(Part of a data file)
***
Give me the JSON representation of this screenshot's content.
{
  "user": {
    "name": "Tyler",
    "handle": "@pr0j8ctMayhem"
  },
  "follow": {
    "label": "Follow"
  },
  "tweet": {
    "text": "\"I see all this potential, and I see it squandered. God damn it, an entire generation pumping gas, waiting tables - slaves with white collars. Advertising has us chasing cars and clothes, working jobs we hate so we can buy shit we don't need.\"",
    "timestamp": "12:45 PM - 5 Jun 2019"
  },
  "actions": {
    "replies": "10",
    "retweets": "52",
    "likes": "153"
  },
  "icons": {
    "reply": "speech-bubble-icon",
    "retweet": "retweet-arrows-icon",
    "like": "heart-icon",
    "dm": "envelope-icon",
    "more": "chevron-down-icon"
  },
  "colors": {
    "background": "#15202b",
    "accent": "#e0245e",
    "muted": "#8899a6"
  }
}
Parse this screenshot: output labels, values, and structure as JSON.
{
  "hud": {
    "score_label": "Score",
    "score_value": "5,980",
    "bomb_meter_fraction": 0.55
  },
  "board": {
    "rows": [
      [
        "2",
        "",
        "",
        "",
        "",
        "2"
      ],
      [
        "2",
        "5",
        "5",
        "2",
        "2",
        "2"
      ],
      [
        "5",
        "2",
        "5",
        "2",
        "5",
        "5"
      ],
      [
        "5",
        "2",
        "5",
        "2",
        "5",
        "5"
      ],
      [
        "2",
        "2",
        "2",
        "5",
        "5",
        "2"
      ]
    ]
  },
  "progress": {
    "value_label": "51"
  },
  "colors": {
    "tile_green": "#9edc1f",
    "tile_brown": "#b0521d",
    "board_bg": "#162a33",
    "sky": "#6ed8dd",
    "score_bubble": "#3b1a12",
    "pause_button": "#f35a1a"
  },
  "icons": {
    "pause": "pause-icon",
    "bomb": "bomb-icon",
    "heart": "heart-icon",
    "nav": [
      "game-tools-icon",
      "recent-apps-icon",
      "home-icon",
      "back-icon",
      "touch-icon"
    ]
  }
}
***
(PROBLEM TO SOLVE) Exactly reproduce all of the entries above.

(RESULT OF THIS TASK)
Give me the JSON representation of this screenshot's content.
{
  "user": {
    "name": "Tyler",
    "handle": "@pr0j8ctMayhem"
  },
  "follow": {
    "label": "Follow"
  },
  "tweet": {
    "text": "\"I see all this potential, and I see it squandered. God damn it, an entire generation pumping gas, waiting tables - slaves with white collars. Advertising has us chasing cars and clothes, working jobs we hate so we can buy shit we don't need.\"",
    "timestamp": "12:45 PM - 5 Jun 2019"
  },
  "actions": {
    "replies": "10",
    "retweets": "52",
    "likes": "153"
  },
  "icons": {
    "reply": "speech-bubble-icon",
    "retweet": "retweet-arrows-icon",
    "like": "heart-icon",
    "dm": "envelope-icon",
    "more": "chevron-down-icon"
  },
  "colors": {
    "background": "#15202b",
    "accent": "#e0245e",
    "muted": "#8899a6"
  }
}
Parse this screenshot: output labels, values, and structure as JSON.
{
  "hud": {
    "score_label": "Score",
    "score_value": "5,980",
    "bomb_meter_fraction": 0.55
  },
  "board": {
    "rows": [
      [
        "2",
        "",
        "",
        "",
        "",
        "2"
      ],
      [
        "2",
        "5",
        "5",
        "2",
        "2",
        "2"
      ],
      [
        "5",
        "2",
        "5",
        "2",
        "5",
        "5"
      ],
      [
        "5",
        "2",
        "5",
        "2",
        "5",
        "5"
      ],
      [
        "2",
        "2",
        "2",
        "5",
        "5",
        "2"
      ]
    ]
  },
  "progress": {
    "value_label": "51"
  },
  "colors": {
    "tile_green": "#9edc1f",
    "tile_brown": "#b0521d",
    "board_bg": "#162a33",
    "sky": "#6ed8dd",
    "score_bubble": "#3b1a12",
    "pause_button": "#f35a1a"
  },
  "icons": {
    "pause": "pause-icon",
    "bomb": "bomb-icon",
    "heart": "heart-icon",
    "nav": [
      "game-tools-icon",
      "recent-apps-icon",
      "home-icon",
      "back-icon",
      "touch-icon"
    ]
  }
}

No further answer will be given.